— start Information given —

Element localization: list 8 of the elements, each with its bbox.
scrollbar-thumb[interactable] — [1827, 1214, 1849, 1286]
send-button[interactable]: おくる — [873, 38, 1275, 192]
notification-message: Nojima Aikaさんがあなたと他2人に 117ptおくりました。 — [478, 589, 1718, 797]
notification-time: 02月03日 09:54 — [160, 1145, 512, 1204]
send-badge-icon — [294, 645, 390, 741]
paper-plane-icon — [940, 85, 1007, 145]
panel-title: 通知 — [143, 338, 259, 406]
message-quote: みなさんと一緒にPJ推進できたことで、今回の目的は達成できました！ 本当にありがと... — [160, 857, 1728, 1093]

— end Information given —

* **Problem to solve**:
Edit the items above, replacing "bbox" with "bounding box" and leaving every other part of their text unchanged.

* **Solution to the problem**:
Element localization: list 8 of the elements, each with its bounding box.
scrollbar-thumb[interactable] — [1827, 1214, 1849, 1286]
send-button[interactable]: おくる — [873, 38, 1275, 192]
notification-message: Nojima Aikaさんがあなたと他2人に 117ptおくりました。 — [478, 589, 1718, 797]
notification-time: 02月03日 09:54 — [160, 1145, 512, 1204]
send-badge-icon — [294, 645, 390, 741]
paper-plane-icon — [940, 85, 1007, 145]
panel-title: 通知 — [143, 338, 259, 406]
message-quote: みなさんと一緒にPJ推進できたことで、今回の目的は達成できました！ 本当にありがと... — [160, 857, 1728, 1093]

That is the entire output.